Data records
------------------------------------------------------------------------
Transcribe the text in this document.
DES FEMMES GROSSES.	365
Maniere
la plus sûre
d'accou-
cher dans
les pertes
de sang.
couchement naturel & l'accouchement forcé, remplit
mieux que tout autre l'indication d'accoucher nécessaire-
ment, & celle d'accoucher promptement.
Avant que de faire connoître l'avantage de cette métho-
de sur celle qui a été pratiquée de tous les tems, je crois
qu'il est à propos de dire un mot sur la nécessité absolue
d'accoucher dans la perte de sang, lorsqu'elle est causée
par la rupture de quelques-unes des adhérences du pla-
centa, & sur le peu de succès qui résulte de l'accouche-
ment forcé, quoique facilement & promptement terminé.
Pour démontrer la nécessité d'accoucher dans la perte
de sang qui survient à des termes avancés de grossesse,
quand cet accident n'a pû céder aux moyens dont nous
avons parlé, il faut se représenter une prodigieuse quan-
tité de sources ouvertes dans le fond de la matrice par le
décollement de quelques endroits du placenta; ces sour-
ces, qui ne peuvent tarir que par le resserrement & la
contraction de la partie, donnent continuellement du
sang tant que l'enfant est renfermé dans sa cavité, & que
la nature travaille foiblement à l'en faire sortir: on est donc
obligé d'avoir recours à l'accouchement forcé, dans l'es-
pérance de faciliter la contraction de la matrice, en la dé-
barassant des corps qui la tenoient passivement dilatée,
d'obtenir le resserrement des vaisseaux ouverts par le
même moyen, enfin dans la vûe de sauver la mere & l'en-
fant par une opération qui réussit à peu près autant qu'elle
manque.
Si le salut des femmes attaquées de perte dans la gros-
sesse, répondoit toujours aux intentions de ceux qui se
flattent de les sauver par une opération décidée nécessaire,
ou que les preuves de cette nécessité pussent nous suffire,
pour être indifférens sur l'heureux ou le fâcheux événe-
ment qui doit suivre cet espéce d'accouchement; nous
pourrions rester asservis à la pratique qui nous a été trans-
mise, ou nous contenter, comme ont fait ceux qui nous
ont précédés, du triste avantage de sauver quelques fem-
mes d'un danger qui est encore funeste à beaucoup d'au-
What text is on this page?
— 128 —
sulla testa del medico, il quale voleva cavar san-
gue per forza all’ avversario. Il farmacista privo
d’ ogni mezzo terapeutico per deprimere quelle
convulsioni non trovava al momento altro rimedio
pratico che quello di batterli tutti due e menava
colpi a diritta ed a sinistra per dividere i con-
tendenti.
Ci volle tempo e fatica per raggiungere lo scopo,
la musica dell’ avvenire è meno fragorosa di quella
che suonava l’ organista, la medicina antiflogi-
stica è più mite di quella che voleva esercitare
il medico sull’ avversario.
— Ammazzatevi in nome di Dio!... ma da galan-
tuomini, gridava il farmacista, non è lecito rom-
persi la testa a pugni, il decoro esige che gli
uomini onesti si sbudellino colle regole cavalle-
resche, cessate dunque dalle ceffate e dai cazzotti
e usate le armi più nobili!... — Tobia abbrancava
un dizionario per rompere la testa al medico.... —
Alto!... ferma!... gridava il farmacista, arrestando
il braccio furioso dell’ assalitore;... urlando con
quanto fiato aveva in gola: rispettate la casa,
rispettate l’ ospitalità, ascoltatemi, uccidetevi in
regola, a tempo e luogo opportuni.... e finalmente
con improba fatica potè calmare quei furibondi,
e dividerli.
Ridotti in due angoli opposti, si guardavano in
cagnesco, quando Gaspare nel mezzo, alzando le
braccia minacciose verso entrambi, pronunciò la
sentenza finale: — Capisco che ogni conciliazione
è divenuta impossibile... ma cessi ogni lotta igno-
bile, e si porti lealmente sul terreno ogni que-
------------------------------------------------------------------------
Every record above must be duplicated exactly.

Transcribe the text in this document.
DES FEMMES GROSSES.	365
Maniere
la plus sûre
d'accou-
cher dans
les pertes
de sang.
couchement naturel & l'accouchement forcé, remplit
mieux que tout autre l'indication d'accoucher nécessaire-
ment, & celle d'accoucher promptement.
Avant que de faire connoître l'avantage de cette métho-
de sur celle qui a été pratiquée de tous les tems, je crois
qu'il est à propos de dire un mot sur la nécessité absolue
d'accoucher dans la perte de sang, lorsqu'elle est causée
par la rupture de quelques-unes des adhérences du pla-
centa, & sur le peu de succès qui résulte de l'accouche-
ment forcé, quoique facilement & promptement terminé.
Pour démontrer la nécessité d'accoucher dans la perte
de sang qui survient à des termes avancés de grossesse,
quand cet accident n'a pû céder aux moyens dont nous
avons parlé, il faut se représenter une prodigieuse quan-
tité de sources ouvertes dans le fond de la matrice par le
décollement de quelques endroits du placenta; ces sour-
ces, qui ne peuvent tarir que par le resserrement & la
contraction de la partie, donnent continuellement du
sang tant que l'enfant est renfermé dans sa cavité, & que
la nature travaille foiblement à l'en faire sortir: on est donc
obligé d'avoir recours à l'accouchement forcé, dans l'es-
pérance de faciliter la contraction de la matrice, en la dé-
barassant des corps qui la tenoient passivement dilatée,
d'obtenir le resserrement des vaisseaux ouverts par le
même moyen, enfin dans la vûe de sauver la mere & l'en-
fant par une opération qui réussit à peu près autant qu'elle
manque.
Si le salut des femmes attaquées de perte dans la gros-
sesse, répondoit toujours aux intentions de ceux qui se
flattent de les sauver par une opération décidée nécessaire,
ou que les preuves de cette nécessité pussent nous suffire,
pour être indifférens sur l'heureux ou le fâcheux événe-
ment qui doit suivre cet espéce d'accouchement; nous
pourrions rester asservis à la pratique qui nous a été trans-
mise, ou nous contenter, comme ont fait ceux qui nous
ont précédés, du triste avantage de sauver quelques fem-
mes d'un danger qui est encore funeste à beaucoup d'au-
What text is on this page?
— 128 —
sulla testa del medico, il quale voleva cavar san-
gue per forza all’ avversario. Il farmacista privo
d’ ogni mezzo terapeutico per deprimere quelle
convulsioni non trovava al momento altro rimedio
pratico che quello di batterli tutti due e menava
colpi a diritta ed a sinistra per dividere i con-
tendenti.
Ci volle tempo e fatica per raggiungere lo scopo,
la musica dell’ avvenire è meno fragorosa di quella
che suonava l’ organista, la medicina antiflogi-
stica è più mite di quella che voleva esercitare
il medico sull’ avversario.
— Ammazzatevi in nome di Dio!... ma da galan-
tuomini, gridava il farmacista, non è lecito rom-
persi la testa a pugni, il decoro esige che gli
uomini onesti si sbudellino colle regole cavalle-
resche, cessate dunque dalle ceffate e dai cazzotti
e usate le armi più nobili!... — Tobia abbrancava
un dizionario per rompere la testa al medico.... —
Alto!... ferma!... gridava il farmacista, arrestando
il braccio furioso dell’ assalitore;... urlando con
quanto fiato aveva in gola: rispettate la casa,
rispettate l’ ospitalità, ascoltatemi, uccidetevi in
regola, a tempo e luogo opportuni.... e finalmente
con improba fatica potè calmare quei furibondi,
e dividerli.
Ridotti in due angoli opposti, si guardavano in
cagnesco, quando Gaspare nel mezzo, alzando le
braccia minacciose verso entrambi, pronunciò la
sentenza finale: — Capisco che ogni conciliazione
è divenuta impossibile... ma cessi ogni lotta igno-
bile, e si porti lealmente sul terreno ogni que-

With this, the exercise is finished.